**Data records**
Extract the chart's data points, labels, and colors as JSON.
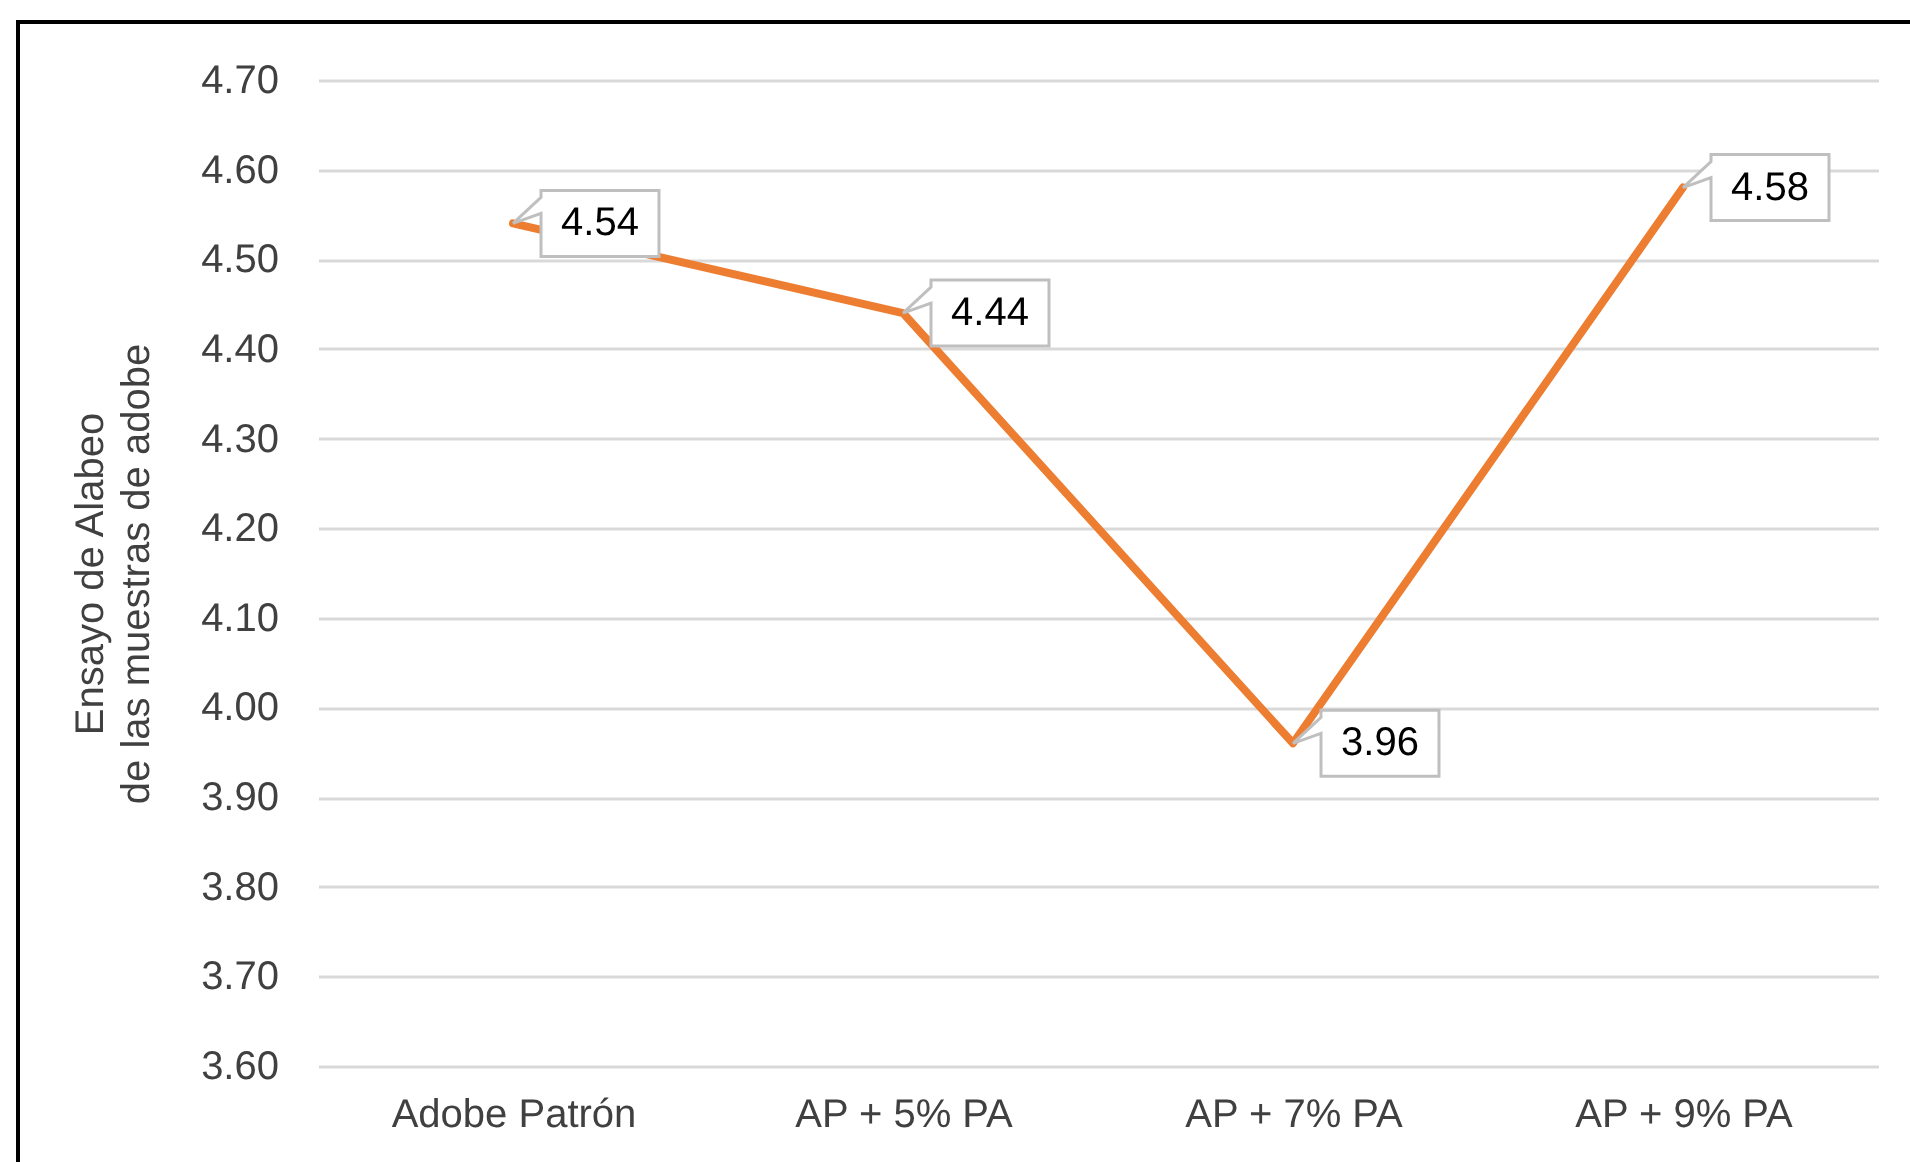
{
  "chart_data": {
    "type": "line",
    "ylabel": "Ensayo de Alabeo\nde las muestras de adobe",
    "categories": [
      "Adobe Patrón",
      "AP + 5% PA",
      "AP + 7% PA",
      "AP + 9% PA"
    ],
    "series": [
      {
        "color": "#ed7d31",
        "values": [
          4.54,
          4.44,
          3.96,
          4.58
        ]
      }
    ],
    "ylim": [
      3.6,
      4.7
    ],
    "yticks": [
      {
        "value": 3.6,
        "label": "3.60"
      },
      {
        "value": 3.7,
        "label": "3.70"
      },
      {
        "value": 3.8,
        "label": "3.80"
      },
      {
        "value": 3.9,
        "label": "3.90"
      },
      {
        "value": 4.0,
        "label": "4.00"
      },
      {
        "value": 4.1,
        "label": "4.10"
      },
      {
        "value": 4.2,
        "label": "4.20"
      },
      {
        "value": 4.3,
        "label": "4.30"
      },
      {
        "value": 4.4,
        "label": "4.40"
      },
      {
        "value": 4.5,
        "label": "4.50"
      },
      {
        "value": 4.6,
        "label": "4.60"
      },
      {
        "value": 4.7,
        "label": "4.70"
      }
    ],
    "grid": "y",
    "data_labels": true
  }
}
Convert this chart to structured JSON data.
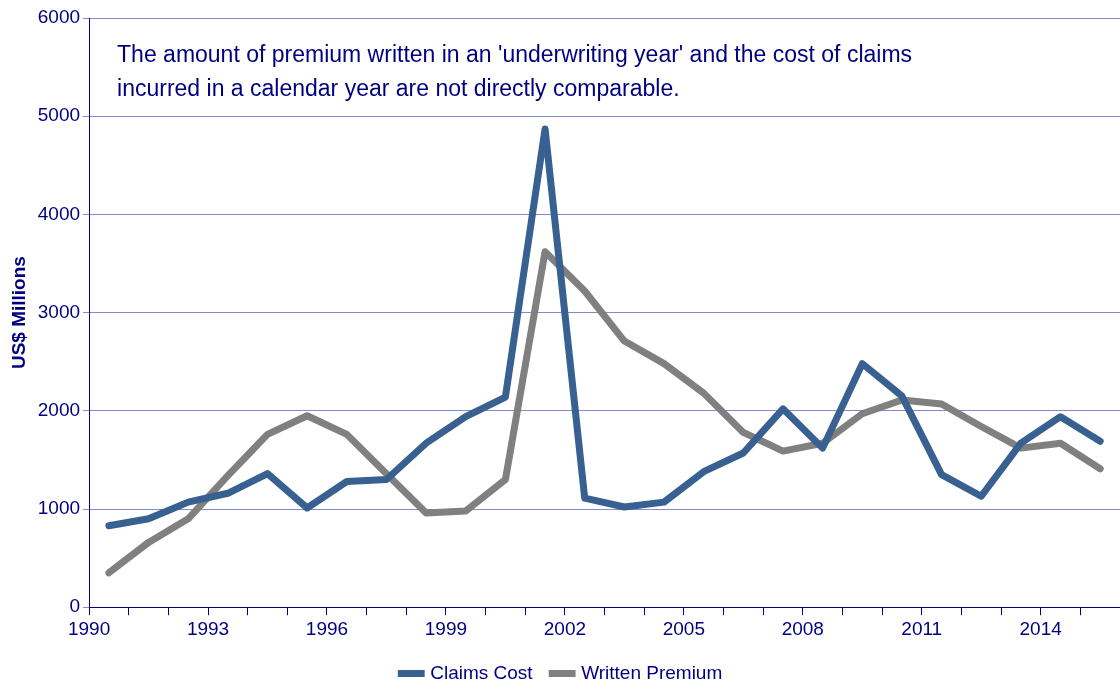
{
  "chart_data": {
    "type": "line",
    "ylabel": "US$ Millions",
    "annotations": [
      "The amount of premium written in an 'underwriting year' and the cost of claims incurred in a calendar year are not directly comparable."
    ],
    "x": [
      1990.5,
      1991.5,
      1992.5,
      1993.5,
      1994.5,
      1995.5,
      1996.5,
      1997.5,
      1998.5,
      1999.5,
      2000.5,
      2001.5,
      2002.5,
      2003.5,
      2004.5,
      2005.5,
      2006.5,
      2007.5,
      2008.5,
      2009.5,
      2010.5,
      2011.5,
      2012.5,
      2013.5,
      2014.5,
      2015.5
    ],
    "series": [
      {
        "name": "Claims Cost",
        "color": "#386090",
        "values": [
          830,
          900,
          1070,
          1160,
          1360,
          1010,
          1280,
          1300,
          1670,
          1940,
          2140,
          4870,
          1110,
          1020,
          1070,
          1380,
          1570,
          2020,
          1620,
          2480,
          2150,
          1350,
          1130,
          1670,
          1940,
          1690
        ]
      },
      {
        "name": "Written Premium",
        "color": "#808080",
        "values": [
          350,
          660,
          900,
          1340,
          1760,
          1950,
          1760,
          1360,
          960,
          980,
          1300,
          3620,
          3220,
          2710,
          2480,
          2180,
          1780,
          1590,
          1670,
          1970,
          2110,
          2070,
          1840,
          1620,
          1670,
          1410
        ]
      }
    ],
    "xlim": [
      1990,
      2016
    ],
    "xticks": [
      1990,
      {
        "value": 1991,
        "label": null
      },
      {
        "value": 1992,
        "label": null
      },
      1993,
      {
        "value": 1994,
        "label": null
      },
      {
        "value": 1995,
        "label": null
      },
      1996,
      {
        "value": 1997,
        "label": null
      },
      {
        "value": 1998,
        "label": null
      },
      1999,
      {
        "value": 2000,
        "label": null
      },
      {
        "value": 2001,
        "label": null
      },
      2002,
      {
        "value": 2003,
        "label": null
      },
      {
        "value": 2004,
        "label": null
      },
      2005,
      {
        "value": 2006,
        "label": null
      },
      {
        "value": 2007,
        "label": null
      },
      2008,
      {
        "value": 2009,
        "label": null
      },
      {
        "value": 2010,
        "label": null
      },
      2011,
      {
        "value": 2012,
        "label": null
      },
      {
        "value": 2013,
        "label": null
      },
      2014,
      {
        "value": 2015,
        "label": null
      }
    ],
    "ylim": [
      0,
      6000
    ],
    "yticks": [
      0,
      1000,
      2000,
      3000,
      4000,
      5000,
      6000
    ],
    "grid": "y",
    "legend": "bottom",
    "marker": "none",
    "line_style": "solid"
  }
}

**What is needed**
Each record above should come back exactly the same, only without its pictures.

**Answer to the task**
Extract the chart's data points, labels, and colors as JSON.
{
  "chart_data": {
    "type": "line",
    "ylabel": "Ensayo de Alabeo\nde las muestras de adobe",
    "categories": [
      "Adobe Patrón",
      "AP + 5% PA",
      "AP + 7% PA",
      "AP + 9% PA"
    ],
    "series": [
      {
        "color": "#ed7d31",
        "values": [
          4.54,
          4.44,
          3.96,
          4.58
        ]
      }
    ],
    "ylim": [
      3.6,
      4.7
    ],
    "yticks": [
      {
        "value": 3.6,
        "label": "3.60"
      },
      {
        "value": 3.7,
        "label": "3.70"
      },
      {
        "value": 3.8,
        "label": "3.80"
      },
      {
        "value": 3.9,
        "label": "3.90"
      },
      {
        "value": 4.0,
        "label": "4.00"
      },
      {
        "value": 4.1,
        "label": "4.10"
      },
      {
        "value": 4.2,
        "label": "4.20"
      },
      {
        "value": 4.3,
        "label": "4.30"
      },
      {
        "value": 4.4,
        "label": "4.40"
      },
      {
        "value": 4.5,
        "label": "4.50"
      },
      {
        "value": 4.6,
        "label": "4.60"
      },
      {
        "value": 4.7,
        "label": "4.70"
      }
    ],
    "grid": "y",
    "data_labels": true
  }
}
Convert this chart to structured JSON data.
{
  "chart_data": {
    "type": "line",
    "ylabel": "US$ Millions",
    "annotations": [
      "The amount of premium written in an 'underwriting year' and the cost of claims incurred in a calendar year are not directly comparable."
    ],
    "x": [
      1990.5,
      1991.5,
      1992.5,
      1993.5,
      1994.5,
      1995.5,
      1996.5,
      1997.5,
      1998.5,
      1999.5,
      2000.5,
      2001.5,
      2002.5,
      2003.5,
      2004.5,
      2005.5,
      2006.5,
      2007.5,
      2008.5,
      2009.5,
      2010.5,
      2011.5,
      2012.5,
      2013.5,
      2014.5,
      2015.5
    ],
    "series": [
      {
        "name": "Claims Cost",
        "color": "#386090",
        "values": [
          830,
          900,
          1070,
          1160,
          1360,
          1010,
          1280,
          1300,
          1670,
          1940,
          2140,
          4870,
          1110,
          1020,
          1070,
          1380,
          1570,
          2020,
          1620,
          2480,
          2150,
          1350,
          1130,
          1670,
          1940,
          1690
        ]
      },
      {
        "name": "Written Premium",
        "color": "#808080",
        "values": [
          350,
          660,
          900,
          1340,
          1760,
          1950,
          1760,
          1360,
          960,
          980,
          1300,
          3620,
          3220,
          2710,
          2480,
          2180,
          1780,
          1590,
          1670,
          1970,
          2110,
          2070,
          1840,
          1620,
          1670,
          1410
        ]
      }
    ],
    "xlim": [
      1990,
      2016
    ],
    "xticks": [
      1990,
      {
        "value": 1991,
        "label": null
      },
      {
        "value": 1992,
        "label": null
      },
      1993,
      {
        "value": 1994,
        "label": null
      },
      {
        "value": 1995,
        "label": null
      },
      1996,
      {
        "value": 1997,
        "label": null
      },
      {
        "value": 1998,
        "label": null
      },
      1999,
      {
        "value": 2000,
        "label": null
      },
      {
        "value": 2001,
        "label": null
      },
      2002,
      {
        "value": 2003,
        "label": null
      },
      {
        "value": 2004,
        "label": null
      },
      2005,
      {
        "value": 2006,
        "label": null
      },
      {
        "value": 2007,
        "label": null
      },
      2008,
      {
        "value": 2009,
        "label": null
      },
      {
        "value": 2010,
        "label": null
      },
      2011,
      {
        "value": 2012,
        "label": null
      },
      {
        "value": 2013,
        "label": null
      },
      2014,
      {
        "value": 2015,
        "label": null
      }
    ],
    "ylim": [
      0,
      6000
    ],
    "yticks": [
      0,
      1000,
      2000,
      3000,
      4000,
      5000,
      6000
    ],
    "grid": "y",
    "legend": "bottom",
    "marker": "none",
    "line_style": "solid"
  }
}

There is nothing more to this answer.